◆ **Exercise objective**:
Copy every line of the material below word for word, but leave out the pictures.

──────── Task data

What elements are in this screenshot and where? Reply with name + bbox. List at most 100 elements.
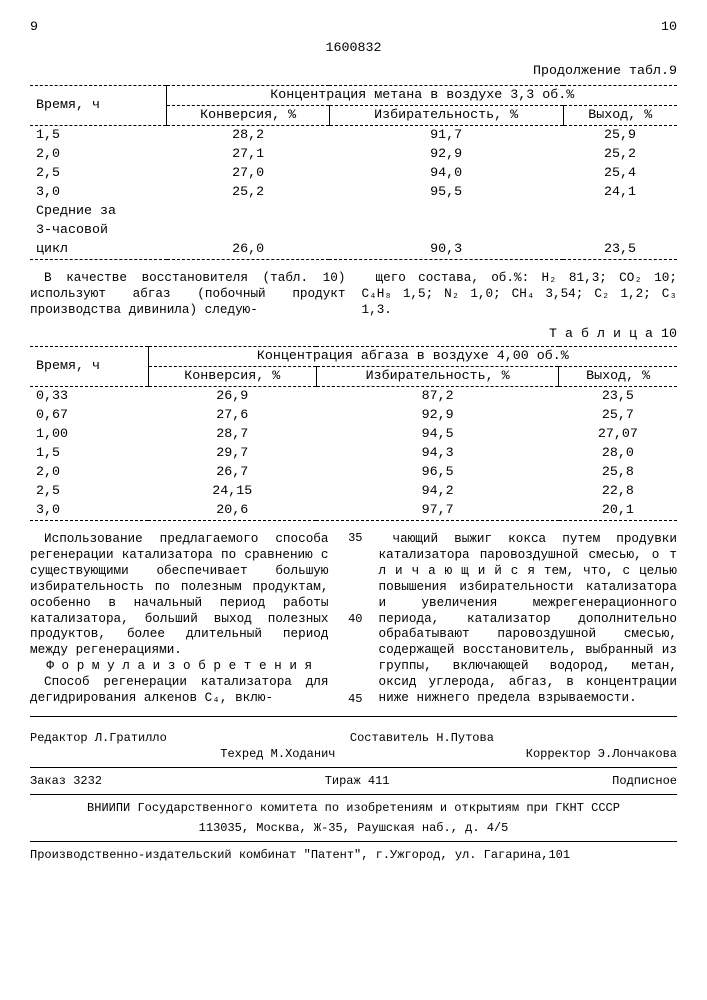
table-row: 3,020,697,720,1 (30, 501, 677, 521)
cell-yield: 27,07 (559, 425, 677, 444)
cell-conv: 26,9 (148, 387, 316, 407)
cell-sel: 91,7 (329, 126, 563, 146)
cell-time: 0,33 (30, 387, 148, 407)
techred: Техред М.Ходанич (220, 747, 335, 761)
avg-label2: 3-часовой (30, 221, 167, 240)
cell-sel: 92,9 (329, 145, 563, 164)
table-row: 2,026,796,525,8 (30, 463, 677, 482)
cell-sel: 92,9 (316, 406, 558, 425)
cell-time: 1,5 (30, 126, 167, 146)
t10-col-time: Время, ч (30, 347, 148, 387)
compiler: Составитель Н.Путова (350, 731, 494, 745)
cell-yield: 25,7 (559, 406, 677, 425)
avg-c: 26,0 (167, 240, 329, 260)
midtext-left: В качестве восстановителя (табл. 10) исп… (30, 270, 346, 317)
formula-heading: Ф о р м у л а и з о б р е т е н и я (30, 658, 329, 674)
editor: Редактор Л.Гратилло (30, 731, 167, 745)
cell-conv: 24,15 (148, 482, 316, 501)
table-row: 2,524,1594,222,8 (30, 482, 677, 501)
cell-time: 3,0 (30, 183, 167, 202)
cell-yield: 22,8 (559, 482, 677, 501)
cell-sel: 96,5 (316, 463, 558, 482)
cell-time: 2,5 (30, 164, 167, 183)
table-row: 1,528,291,725,9 (30, 126, 677, 146)
ln40: 40 (345, 612, 363, 626)
cell-conv: 20,6 (148, 501, 316, 521)
cell-yield: 24,1 (563, 183, 677, 202)
line-numbers: 35 40 45 (345, 531, 363, 705)
order: Заказ 3232 (30, 774, 102, 788)
midtext-right: щего состава, об.%: H₂ 81,3; CO₂ 10; C₄H… (362, 270, 678, 317)
page-numbers: 9 10 (30, 20, 677, 35)
cell-sel: 94,3 (316, 444, 558, 463)
body-left-p2: Способ регенерации катализатора для деги… (30, 674, 329, 706)
cell-conv: 26,7 (148, 463, 316, 482)
cell-conv: 28,7 (148, 425, 316, 444)
doc-number: 1600832 (30, 41, 677, 56)
cell-time: 2,5 (30, 482, 148, 501)
table-10: Время, ч Концентрация абгаза в воздухе 4… (30, 346, 677, 521)
cell-yield: 25,4 (563, 164, 677, 183)
cell-time: 1,5 (30, 444, 148, 463)
page-right: 10 (661, 20, 677, 35)
col-conv: Конверсия, % (167, 106, 329, 126)
org1: ВНИИПИ Государственного комитета по изоб… (30, 801, 677, 815)
cell-conv: 27,6 (148, 406, 316, 425)
tirazh: Тираж 411 (325, 774, 390, 788)
cell-conv: 27,0 (167, 164, 329, 183)
avg-label1: Средние за (30, 202, 167, 221)
cell-sel: 87,2 (316, 387, 558, 407)
corrector: Корректор Э.Лончакова (526, 747, 677, 761)
table-9: Время, ч Концентрация метана в воздухе 3… (30, 85, 677, 260)
avg-label3: цикл (30, 240, 167, 260)
table-row: 2,527,094,025,4 (30, 164, 677, 183)
signed: Подписное (612, 774, 677, 788)
body-left-p1: Использование предлагаемого способа реге… (30, 531, 329, 658)
cell-conv: 28,2 (167, 126, 329, 146)
org2: 113035, Москва, Ж-35, Раушская наб., д. … (30, 821, 677, 835)
table-row: 1,0028,794,527,07 (30, 425, 677, 444)
cell-sel: 97,7 (316, 501, 558, 521)
midtext-block: В качестве восстановителя (табл. 10) исп… (30, 270, 677, 317)
cell-time: 1,00 (30, 425, 148, 444)
avg-s: 90,3 (329, 240, 563, 260)
cell-time: 0,67 (30, 406, 148, 425)
table-row: 0,3326,987,223,5 (30, 387, 677, 407)
footer: Редактор Л.Гратилло Составитель Н.Путова… (30, 731, 677, 862)
body-right-p: чающий выжиг кокса путем продувки катали… (379, 531, 678, 705)
t10-col-yield: Выход, % (559, 367, 677, 387)
cell-yield: 28,0 (559, 444, 677, 463)
cell-yield: 25,2 (563, 145, 677, 164)
t10-col-conv: Конверсия, % (148, 367, 316, 387)
avg-y: 23,5 (563, 240, 677, 260)
t10-col-sel: Избирательность, % (316, 367, 558, 387)
ln35: 35 (345, 531, 363, 545)
col-yield: Выход, % (563, 106, 677, 126)
cell-time: 2,0 (30, 145, 167, 164)
t10-header-span: Концентрация абгаза в воздухе 4,00 об.% (148, 347, 677, 367)
cell-sel: 94,0 (329, 164, 563, 183)
cell-conv: 29,7 (148, 444, 316, 463)
cell-conv: 27,1 (167, 145, 329, 164)
cell-sel: 94,5 (316, 425, 558, 444)
cell-sel: 94,2 (316, 482, 558, 501)
table-row: 2,027,192,925,2 (30, 145, 677, 164)
table-row: 3,025,295,524,1 (30, 183, 677, 202)
table9-continuation: Продолжение табл.9 (30, 64, 677, 79)
cell-yield: 20,1 (559, 501, 677, 521)
table9-header-span: Концентрация метана в воздухе 3,3 об.% (167, 86, 677, 106)
ln45: 45 (345, 692, 363, 706)
table-row: 0,6727,692,925,7 (30, 406, 677, 425)
press: Производственно-издательский комбинат "П… (30, 848, 677, 862)
cell-conv: 25,2 (167, 183, 329, 202)
cell-yield: 25,8 (559, 463, 677, 482)
cell-time: 2,0 (30, 463, 148, 482)
table10-title: Т а б л и ц а 10 (30, 327, 677, 342)
col-sel: Избирательность, % (329, 106, 563, 126)
cell-sel: 95,5 (329, 183, 563, 202)
cell-yield: 23,5 (559, 387, 677, 407)
table-row: 1,529,794,328,0 (30, 444, 677, 463)
page-left: 9 (30, 20, 38, 35)
col-time: Время, ч (30, 86, 167, 126)
body-text: Использование предлагаемого способа реге… (30, 531, 677, 705)
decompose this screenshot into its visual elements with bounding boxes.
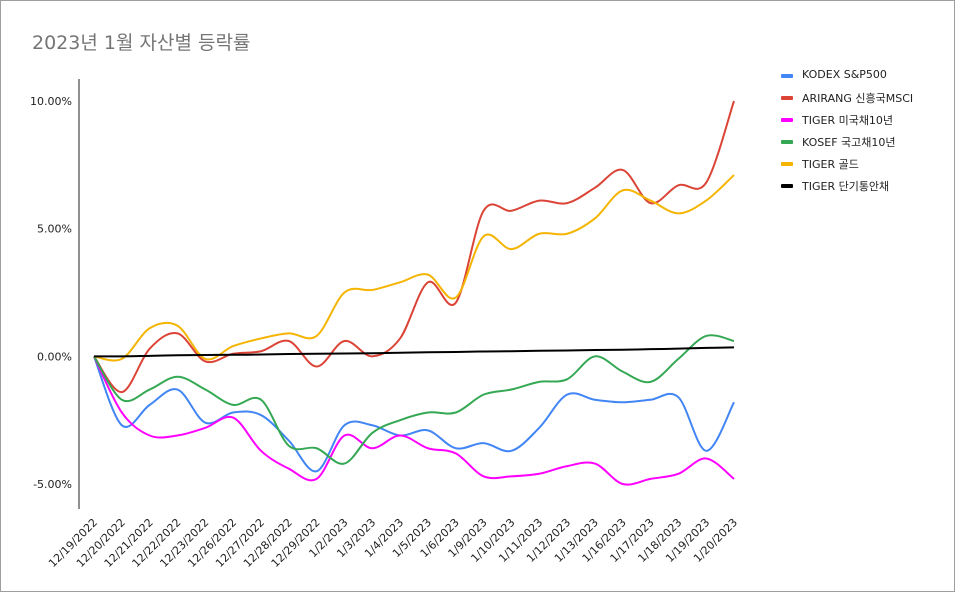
legend-swatch [781,184,793,188]
y-tick-label: 0.00% [37,350,72,363]
y-tick-label: 5.00% [37,223,72,236]
legend-swatch [781,140,793,144]
legend-label: KODEX S&P500 [802,68,887,81]
legend-swatch [781,118,793,122]
legend-label: TIGER 단기통안채 [802,180,890,193]
legend-swatch [781,162,793,166]
series-line [93,355,735,486]
legend-swatch [781,74,793,78]
y-tick-label: -5.00% [33,478,72,491]
y-axis-ticks: 10.00% 5.00% 0.00% -5.00% [30,95,72,491]
legend-swatch [781,96,793,100]
x-axis-ticks: 12/19/202212/20/202212/21/202212/22/2022… [46,516,740,570]
legend-label: KOSEF 국고채10년 [802,136,896,149]
legend-label: TIGER 골드 [802,158,859,171]
series-line [93,355,735,473]
y-tick-label: 10.00% [30,95,72,108]
chart-title: 2023년 1월 자산별 등락률 [32,32,251,54]
series-line [93,346,735,358]
legend-label: TIGER 미국채10년 [802,114,894,127]
series-lines [93,100,735,486]
series-line [93,100,735,394]
legend-label: ARIRANG 신흥국MSCI [802,92,914,105]
series-line [93,334,735,465]
series-line [93,174,735,362]
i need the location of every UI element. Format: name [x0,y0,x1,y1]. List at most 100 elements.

────────────────

◆ **Solution to the exercise**:
What elements are in this screenshot and where? Reply with name + bbox. List at most 100 elements.
table-row: 3,020,697,720,1 (30, 501, 677, 521)
cell-yield: 27,07 (559, 425, 677, 444)
cell-conv: 26,9 (148, 387, 316, 407)
cell-sel: 91,7 (329, 126, 563, 146)
cell-time: 0,33 (30, 387, 148, 407)
techred: Техред М.Ходанич (220, 747, 335, 761)
avg-label2: 3-часовой (30, 221, 167, 240)
cell-sel: 92,9 (329, 145, 563, 164)
table-row: 2,026,796,525,8 (30, 463, 677, 482)
cell-sel: 92,9 (316, 406, 558, 425)
cell-time: 1,5 (30, 126, 167, 146)
t10-col-time: Время, ч (30, 347, 148, 387)
compiler: Составитель Н.Путова (350, 731, 494, 745)
cell-yield: 25,7 (559, 406, 677, 425)
avg-c: 26,0 (167, 240, 329, 260)
midtext-left: В качестве восстановителя (табл. 10) исп… (30, 270, 346, 317)
formula-heading: Ф о р м у л а и з о б р е т е н и я (30, 658, 329, 674)
editor: Редактор Л.Гратилло (30, 731, 167, 745)
cell-conv: 24,15 (148, 482, 316, 501)
table-row: 2,524,1594,222,8 (30, 482, 677, 501)
cell-time: 3,0 (30, 183, 167, 202)
cell-yield: 22,8 (559, 482, 677, 501)
cell-sel: 96,5 (316, 463, 558, 482)
cell-time: 2,5 (30, 164, 167, 183)
table-row: 1,528,291,725,9 (30, 126, 677, 146)
ln40: 40 (345, 612, 363, 626)
cell-conv: 20,6 (148, 501, 316, 521)
cell-yield: 24,1 (563, 183, 677, 202)
line-numbers: 35 40 45 (345, 531, 363, 705)
order: Заказ 3232 (30, 774, 102, 788)
midtext-right: щего состава, об.%: H₂ 81,3; CO₂ 10; C₄H… (362, 270, 678, 317)
page-numbers: 9 10 (30, 20, 677, 35)
cell-sel: 94,3 (316, 444, 558, 463)
body-left-p2: Способ регенерации катализатора для деги… (30, 674, 329, 706)
cell-conv: 26,7 (148, 463, 316, 482)
cell-conv: 28,7 (148, 425, 316, 444)
doc-number: 1600832 (30, 41, 677, 56)
cell-time: 2,5 (30, 482, 148, 501)
table-10: Время, ч Концентрация абгаза в воздухе 4… (30, 346, 677, 521)
cell-yield: 25,4 (563, 164, 677, 183)
cell-time: 1,5 (30, 444, 148, 463)
page-right: 10 (661, 20, 677, 35)
col-conv: Конверсия, % (167, 106, 329, 126)
org1: ВНИИПИ Государственного комитета по изоб… (30, 801, 677, 815)
cell-conv: 27,6 (148, 406, 316, 425)
tirazh: Тираж 411 (325, 774, 390, 788)
cell-conv: 27,0 (167, 164, 329, 183)
avg-label1: Средние за (30, 202, 167, 221)
cell-sel: 87,2 (316, 387, 558, 407)
corrector: Корректор Э.Лончакова (526, 747, 677, 761)
table-9: Время, ч Концентрация метана в воздухе 3… (30, 85, 677, 260)
avg-label3: цикл (30, 240, 167, 260)
table-row: 2,527,094,025,4 (30, 164, 677, 183)
signed: Подписное (612, 774, 677, 788)
body-left-p1: Использование предлагаемого способа реге… (30, 531, 329, 658)
cell-conv: 28,2 (167, 126, 329, 146)
org2: 113035, Москва, Ж-35, Раушская наб., д. … (30, 821, 677, 835)
table-row: 1,0028,794,527,07 (30, 425, 677, 444)
cell-sel: 97,7 (316, 501, 558, 521)
midtext-block: В качестве восстановителя (табл. 10) исп… (30, 270, 677, 317)
cell-time: 1,00 (30, 425, 148, 444)
avg-s: 90,3 (329, 240, 563, 260)
cell-time: 0,67 (30, 406, 148, 425)
table-row: 0,3326,987,223,5 (30, 387, 677, 407)
footer: Редактор Л.Гратилло Составитель Н.Путова… (30, 731, 677, 862)
body-right-p: чающий выжиг кокса путем продувки катали… (379, 531, 678, 705)
t10-col-yield: Выход, % (559, 367, 677, 387)
cell-yield: 28,0 (559, 444, 677, 463)
cell-yield: 25,2 (563, 145, 677, 164)
t10-col-conv: Конверсия, % (148, 367, 316, 387)
avg-y: 23,5 (563, 240, 677, 260)
t10-col-sel: Избирательность, % (316, 367, 558, 387)
ln35: 35 (345, 531, 363, 545)
col-yield: Выход, % (563, 106, 677, 126)
cell-time: 2,0 (30, 145, 167, 164)
t10-header-span: Концентрация абгаза в воздухе 4,00 об.% (148, 347, 677, 367)
cell-sel: 94,0 (329, 164, 563, 183)
cell-conv: 29,7 (148, 444, 316, 463)
cell-conv: 27,1 (167, 145, 329, 164)
cell-sel: 94,5 (316, 425, 558, 444)
cell-sel: 94,2 (316, 482, 558, 501)
table-row: 2,027,192,925,2 (30, 145, 677, 164)
table-row: 3,025,295,524,1 (30, 183, 677, 202)
table9-continuation: Продолжение табл.9 (30, 64, 677, 79)
cell-yield: 20,1 (559, 501, 677, 521)
table9-header-span: Концентрация метана в воздухе 3,3 об.% (167, 86, 677, 106)
ln45: 45 (345, 692, 363, 706)
table-row: 0,6727,692,925,7 (30, 406, 677, 425)
press: Производственно-издательский комбинат "П… (30, 848, 677, 862)
cell-conv: 25,2 (167, 183, 329, 202)
cell-yield: 25,8 (559, 463, 677, 482)
cell-time: 2,0 (30, 463, 148, 482)
table10-title: Т а б л и ц а 10 (30, 327, 677, 342)
col-sel: Избирательность, % (329, 106, 563, 126)
cell-sel: 95,5 (329, 183, 563, 202)
cell-yield: 23,5 (559, 387, 677, 407)
table-row: 1,529,794,328,0 (30, 444, 677, 463)
page-left: 9 (30, 20, 38, 35)
col-time: Время, ч (30, 86, 167, 126)
body-text: Использование предлагаемого способа реге… (30, 531, 677, 705)
decompose this screenshot into its visual elements with bounding boxes.
legend-swatch [781,184,793,188]
y-tick-label: 0.00% [37,350,72,363]
y-tick-label: 5.00% [37,223,72,236]
legend-swatch [781,140,793,144]
legend-label: KODEX S&P500 [802,68,887,81]
legend-swatch [781,118,793,122]
legend-label: TIGER 단기통안채 [802,180,890,193]
legend-swatch [781,162,793,166]
series-line [93,355,735,486]
legend-swatch [781,74,793,78]
y-tick-label: -5.00% [33,478,72,491]
y-axis-ticks: 10.00% 5.00% 0.00% -5.00% [30,95,72,491]
legend-swatch [781,96,793,100]
x-axis-ticks: 12/19/202212/20/202212/21/202212/22/2022… [46,516,740,570]
legend-label: KOSEF 국고채10년 [802,136,896,149]
legend-label: TIGER 골드 [802,158,859,171]
series-line [93,355,735,473]
y-tick-label: 10.00% [30,95,72,108]
chart-title: 2023년 1월 자산별 등락률 [32,32,251,54]
series-line [93,346,735,358]
legend-label: TIGER 미국채10년 [802,114,894,127]
series-lines [93,100,735,486]
series-line [93,100,735,394]
legend-label: ARIRANG 신흥국MSCI [802,92,914,105]
series-line [93,334,735,465]
series-line [93,174,735,362]
i need the location of every UI element. Format: name [x0,y0,x1,y1]. List at most 100 elements.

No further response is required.